Aim of the exercise: Type out the material below exactly.

-*-*-

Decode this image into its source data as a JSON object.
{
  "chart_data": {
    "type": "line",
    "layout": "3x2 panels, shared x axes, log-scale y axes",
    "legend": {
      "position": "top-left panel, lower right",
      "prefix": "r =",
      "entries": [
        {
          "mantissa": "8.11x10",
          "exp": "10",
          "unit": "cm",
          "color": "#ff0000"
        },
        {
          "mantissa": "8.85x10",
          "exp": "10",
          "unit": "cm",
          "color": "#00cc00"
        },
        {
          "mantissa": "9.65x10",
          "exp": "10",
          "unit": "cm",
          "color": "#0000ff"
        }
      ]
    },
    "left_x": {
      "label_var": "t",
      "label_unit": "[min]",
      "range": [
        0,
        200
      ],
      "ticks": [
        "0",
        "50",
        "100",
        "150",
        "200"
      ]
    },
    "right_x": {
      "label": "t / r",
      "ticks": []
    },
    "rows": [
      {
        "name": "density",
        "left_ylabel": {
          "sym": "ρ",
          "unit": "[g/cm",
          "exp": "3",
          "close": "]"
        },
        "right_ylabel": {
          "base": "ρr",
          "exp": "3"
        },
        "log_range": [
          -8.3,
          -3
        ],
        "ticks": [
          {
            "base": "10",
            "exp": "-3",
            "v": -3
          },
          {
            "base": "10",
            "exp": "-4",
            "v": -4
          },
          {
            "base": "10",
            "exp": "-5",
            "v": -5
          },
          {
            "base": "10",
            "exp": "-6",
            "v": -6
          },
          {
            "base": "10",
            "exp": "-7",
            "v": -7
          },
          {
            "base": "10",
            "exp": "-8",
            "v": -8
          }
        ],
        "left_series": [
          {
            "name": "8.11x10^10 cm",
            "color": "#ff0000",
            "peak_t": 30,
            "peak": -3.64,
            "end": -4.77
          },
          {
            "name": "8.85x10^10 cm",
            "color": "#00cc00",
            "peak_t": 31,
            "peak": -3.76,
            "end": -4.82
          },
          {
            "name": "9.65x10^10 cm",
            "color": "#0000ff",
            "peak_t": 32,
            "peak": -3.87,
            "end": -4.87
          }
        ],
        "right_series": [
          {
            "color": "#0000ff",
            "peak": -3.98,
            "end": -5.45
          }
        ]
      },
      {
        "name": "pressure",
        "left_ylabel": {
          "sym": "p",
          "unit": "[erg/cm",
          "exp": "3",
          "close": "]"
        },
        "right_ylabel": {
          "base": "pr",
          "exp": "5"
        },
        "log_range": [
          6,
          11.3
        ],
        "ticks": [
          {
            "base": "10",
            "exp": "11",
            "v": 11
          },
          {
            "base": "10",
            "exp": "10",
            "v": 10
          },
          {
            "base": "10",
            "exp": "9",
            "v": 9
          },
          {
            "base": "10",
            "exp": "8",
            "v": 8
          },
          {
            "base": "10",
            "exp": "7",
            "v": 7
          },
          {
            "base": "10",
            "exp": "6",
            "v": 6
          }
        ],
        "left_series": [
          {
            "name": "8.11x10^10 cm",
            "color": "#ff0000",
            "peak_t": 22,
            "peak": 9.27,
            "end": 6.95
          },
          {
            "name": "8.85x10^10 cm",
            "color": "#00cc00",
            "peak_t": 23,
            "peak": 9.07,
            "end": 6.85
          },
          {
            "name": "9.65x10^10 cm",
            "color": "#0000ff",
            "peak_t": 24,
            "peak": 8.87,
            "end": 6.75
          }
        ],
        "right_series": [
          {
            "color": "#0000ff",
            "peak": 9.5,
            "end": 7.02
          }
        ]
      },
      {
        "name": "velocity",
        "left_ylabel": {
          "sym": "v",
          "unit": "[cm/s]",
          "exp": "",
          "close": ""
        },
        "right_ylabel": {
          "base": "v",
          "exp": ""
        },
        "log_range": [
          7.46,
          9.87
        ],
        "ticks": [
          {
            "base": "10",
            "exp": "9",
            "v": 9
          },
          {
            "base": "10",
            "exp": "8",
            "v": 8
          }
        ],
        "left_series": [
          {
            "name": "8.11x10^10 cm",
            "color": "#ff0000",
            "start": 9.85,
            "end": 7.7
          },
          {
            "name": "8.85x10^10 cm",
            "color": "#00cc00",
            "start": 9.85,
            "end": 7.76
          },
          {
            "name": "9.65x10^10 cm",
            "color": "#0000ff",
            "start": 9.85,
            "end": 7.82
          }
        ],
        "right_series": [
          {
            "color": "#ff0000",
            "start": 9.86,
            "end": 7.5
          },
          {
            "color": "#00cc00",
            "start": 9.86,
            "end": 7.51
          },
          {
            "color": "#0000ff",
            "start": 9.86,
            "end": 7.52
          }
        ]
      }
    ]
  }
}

-*-*-

The output:
Decode this image into its source data as a JSON object.
{
  "chart_data": {
    "type": "line",
    "layout": "3x2 panels, shared x axes, log-scale y axes",
    "legend": {
      "position": "top-left panel, lower right",
      "prefix": "r =",
      "entries": [
        {
          "mantissa": "8.11x10",
          "exp": "10",
          "unit": "cm",
          "color": "#ff0000"
        },
        {
          "mantissa": "8.85x10",
          "exp": "10",
          "unit": "cm",
          "color": "#00cc00"
        },
        {
          "mantissa": "9.65x10",
          "exp": "10",
          "unit": "cm",
          "color": "#0000ff"
        }
      ]
    },
    "left_x": {
      "label_var": "t",
      "label_unit": "[min]",
      "range": [
        0,
        200
      ],
      "ticks": [
        "0",
        "50",
        "100",
        "150",
        "200"
      ]
    },
    "right_x": {
      "label": "t / r",
      "ticks": []
    },
    "rows": [
      {
        "name": "density",
        "left_ylabel": {
          "sym": "ρ",
          "unit": "[g/cm",
          "exp": "3",
          "close": "]"
        },
        "right_ylabel": {
          "base": "ρr",
          "exp": "3"
        },
        "log_range": [
          -8.3,
          -3
        ],
        "ticks": [
          {
            "base": "10",
            "exp": "-3",
            "v": -3
          },
          {
            "base": "10",
            "exp": "-4",
            "v": -4
          },
          {
            "base": "10",
            "exp": "-5",
            "v": -5
          },
          {
            "base": "10",
            "exp": "-6",
            "v": -6
          },
          {
            "base": "10",
            "exp": "-7",
            "v": -7
          },
          {
            "base": "10",
            "exp": "-8",
            "v": -8
          }
        ],
        "left_series": [
          {
            "name": "8.11x10^10 cm",
            "color": "#ff0000",
            "peak_t": 30,
            "peak": -3.64,
            "end": -4.77
          },
          {
            "name": "8.85x10^10 cm",
            "color": "#00cc00",
            "peak_t": 31,
            "peak": -3.76,
            "end": -4.82
          },
          {
            "name": "9.65x10^10 cm",
            "color": "#0000ff",
            "peak_t": 32,
            "peak": -3.87,
            "end": -4.87
          }
        ],
        "right_series": [
          {
            "color": "#0000ff",
            "peak": -3.98,
            "end": -5.45
          }
        ]
      },
      {
        "name": "pressure",
        "left_ylabel": {
          "sym": "p",
          "unit": "[erg/cm",
          "exp": "3",
          "close": "]"
        },
        "right_ylabel": {
          "base": "pr",
          "exp": "5"
        },
        "log_range": [
          6,
          11.3
        ],
        "ticks": [
          {
            "base": "10",
            "exp": "11",
            "v": 11
          },
          {
            "base": "10",
            "exp": "10",
            "v": 10
          },
          {
            "base": "10",
            "exp": "9",
            "v": 9
          },
          {
            "base": "10",
            "exp": "8",
            "v": 8
          },
          {
            "base": "10",
            "exp": "7",
            "v": 7
          },
          {
            "base": "10",
            "exp": "6",
            "v": 6
          }
        ],
        "left_series": [
          {
            "name": "8.11x10^10 cm",
            "color": "#ff0000",
            "peak_t": 22,
            "peak": 9.27,
            "end": 6.95
          },
          {
            "name": "8.85x10^10 cm",
            "color": "#00cc00",
            "peak_t": 23,
            "peak": 9.07,
            "end": 6.85
          },
          {
            "name": "9.65x10^10 cm",
            "color": "#0000ff",
            "peak_t": 24,
            "peak": 8.87,
            "end": 6.75
          }
        ],
        "right_series": [
          {
            "color": "#0000ff",
            "peak": 9.5,
            "end": 7.02
          }
        ]
      },
      {
        "name": "velocity",
        "left_ylabel": {
          "sym": "v",
          "unit": "[cm/s]",
          "exp": "",
          "close": ""
        },
        "right_ylabel": {
          "base": "v",
          "exp": ""
        },
        "log_range": [
          7.46,
          9.87
        ],
        "ticks": [
          {
            "base": "10",
            "exp": "9",
            "v": 9
          },
          {
            "base": "10",
            "exp": "8",
            "v": 8
          }
        ],
        "left_series": [
          {
            "name": "8.11x10^10 cm",
            "color": "#ff0000",
            "start": 9.85,
            "end": 7.7
          },
          {
            "name": "8.85x10^10 cm",
            "color": "#00cc00",
            "start": 9.85,
            "end": 7.76
          },
          {
            "name": "9.65x10^10 cm",
            "color": "#0000ff",
            "start": 9.85,
            "end": 7.82
          }
        ],
        "right_series": [
          {
            "color": "#ff0000",
            "start": 9.86,
            "end": 7.5
          },
          {
            "color": "#00cc00",
            "start": 9.86,
            "end": 7.51
          },
          {
            "color": "#0000ff",
            "start": 9.86,
            "end": 7.52
          }
        ]
      }
    ]
  }
}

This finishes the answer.